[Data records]

---------------

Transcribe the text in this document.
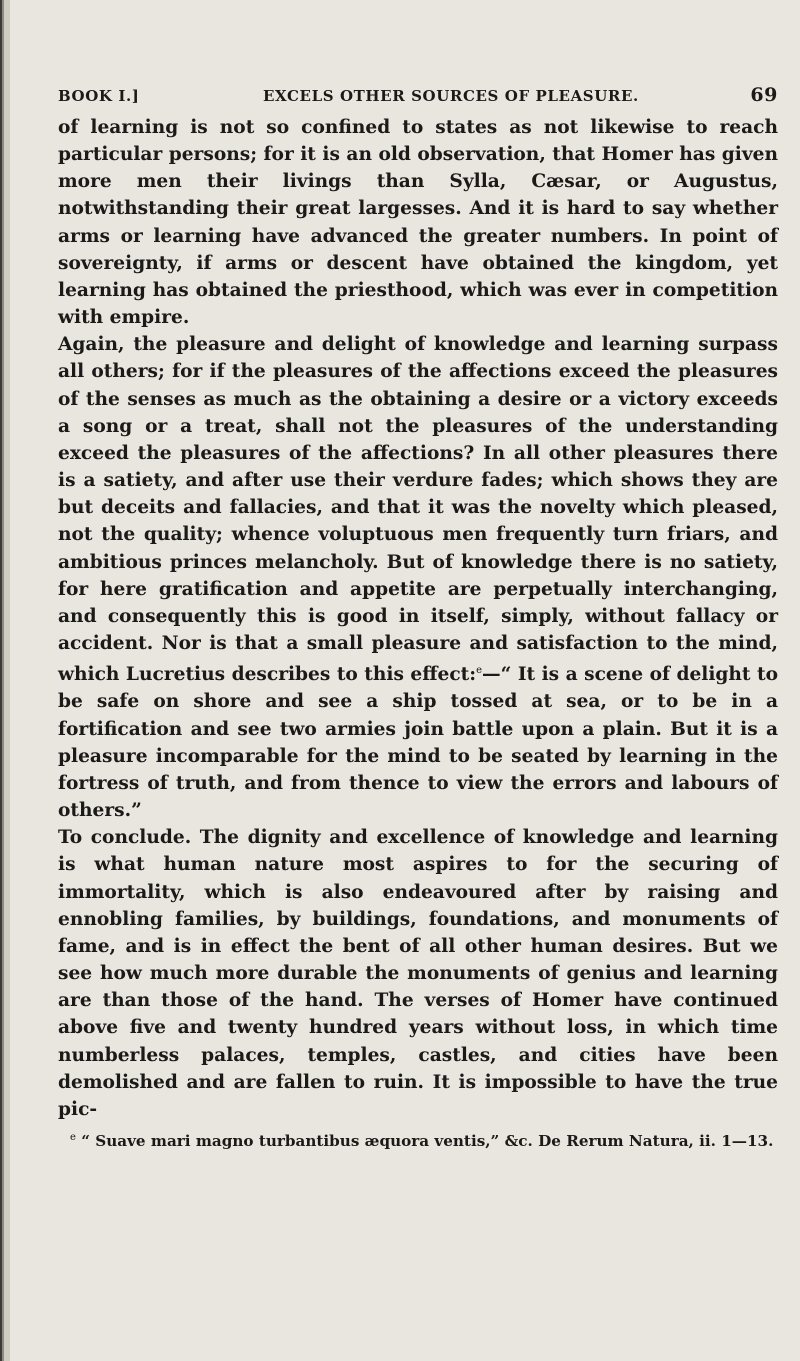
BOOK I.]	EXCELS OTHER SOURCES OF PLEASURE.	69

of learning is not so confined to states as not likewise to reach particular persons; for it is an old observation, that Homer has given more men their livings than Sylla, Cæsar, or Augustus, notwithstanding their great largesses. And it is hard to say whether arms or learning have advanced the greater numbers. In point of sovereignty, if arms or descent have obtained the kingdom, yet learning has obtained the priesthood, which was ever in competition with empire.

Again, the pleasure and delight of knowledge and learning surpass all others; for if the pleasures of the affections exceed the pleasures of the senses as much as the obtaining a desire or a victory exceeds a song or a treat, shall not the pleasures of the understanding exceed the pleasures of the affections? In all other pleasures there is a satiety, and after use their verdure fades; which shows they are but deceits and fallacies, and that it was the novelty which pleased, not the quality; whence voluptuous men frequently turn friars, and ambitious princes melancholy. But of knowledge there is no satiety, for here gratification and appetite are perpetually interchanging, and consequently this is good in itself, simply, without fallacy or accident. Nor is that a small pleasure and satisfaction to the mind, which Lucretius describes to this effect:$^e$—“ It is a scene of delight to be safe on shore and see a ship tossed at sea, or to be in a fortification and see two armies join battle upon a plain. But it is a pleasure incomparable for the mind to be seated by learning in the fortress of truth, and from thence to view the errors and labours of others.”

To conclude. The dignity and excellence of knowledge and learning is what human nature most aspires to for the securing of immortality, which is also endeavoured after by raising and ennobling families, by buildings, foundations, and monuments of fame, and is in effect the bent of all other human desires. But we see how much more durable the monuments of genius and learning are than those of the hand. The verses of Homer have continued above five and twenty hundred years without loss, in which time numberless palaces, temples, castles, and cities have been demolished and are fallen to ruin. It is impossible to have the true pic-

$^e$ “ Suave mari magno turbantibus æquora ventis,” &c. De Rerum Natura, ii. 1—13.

---------------

• _Task statement_
Give back every line exactly as it stands, pictures excluded.

• _Finished task_
Transcribe the text in this document.
BOOK I.]	EXCELS OTHER SOURCES OF PLEASURE.	69

of learning is not so confined to states as not likewise to reach particular persons; for it is an old observation, that Homer has given more men their livings than Sylla, Cæsar, or Augustus, notwithstanding their great largesses. And it is hard to say whether arms or learning have advanced the greater numbers. In point of sovereignty, if arms or descent have obtained the kingdom, yet learning has obtained the priesthood, which was ever in competition with empire.

Again, the pleasure and delight of knowledge and learning surpass all others; for if the pleasures of the affections exceed the pleasures of the senses as much as the obtaining a desire or a victory exceeds a song or a treat, shall not the pleasures of the understanding exceed the pleasures of the affections? In all other pleasures there is a satiety, and after use their verdure fades; which shows they are but deceits and fallacies, and that it was the novelty which pleased, not the quality; whence voluptuous men frequently turn friars, and ambitious princes melancholy. But of knowledge there is no satiety, for here gratification and appetite are perpetually interchanging, and consequently this is good in itself, simply, without fallacy or accident. Nor is that a small pleasure and satisfaction to the mind, which Lucretius describes to this effect:$^e$—“ It is a scene of delight to be safe on shore and see a ship tossed at sea, or to be in a fortification and see two armies join battle upon a plain. But it is a pleasure incomparable for the mind to be seated by learning in the fortress of truth, and from thence to view the errors and labours of others.”

To conclude. The dignity and excellence of knowledge and learning is what human nature most aspires to for the securing of immortality, which is also endeavoured after by raising and ennobling families, by buildings, foundations, and monuments of fame, and is in effect the bent of all other human desires. But we see how much more durable the monuments of genius and learning are than those of the hand. The verses of Homer have continued above five and twenty hundred years without loss, in which time numberless palaces, temples, castles, and cities have been demolished and are fallen to ruin. It is impossible to have the true pic-

$^e$ “ Suave mari magno turbantibus æquora ventis,” &c. De Rerum Natura, ii. 1—13.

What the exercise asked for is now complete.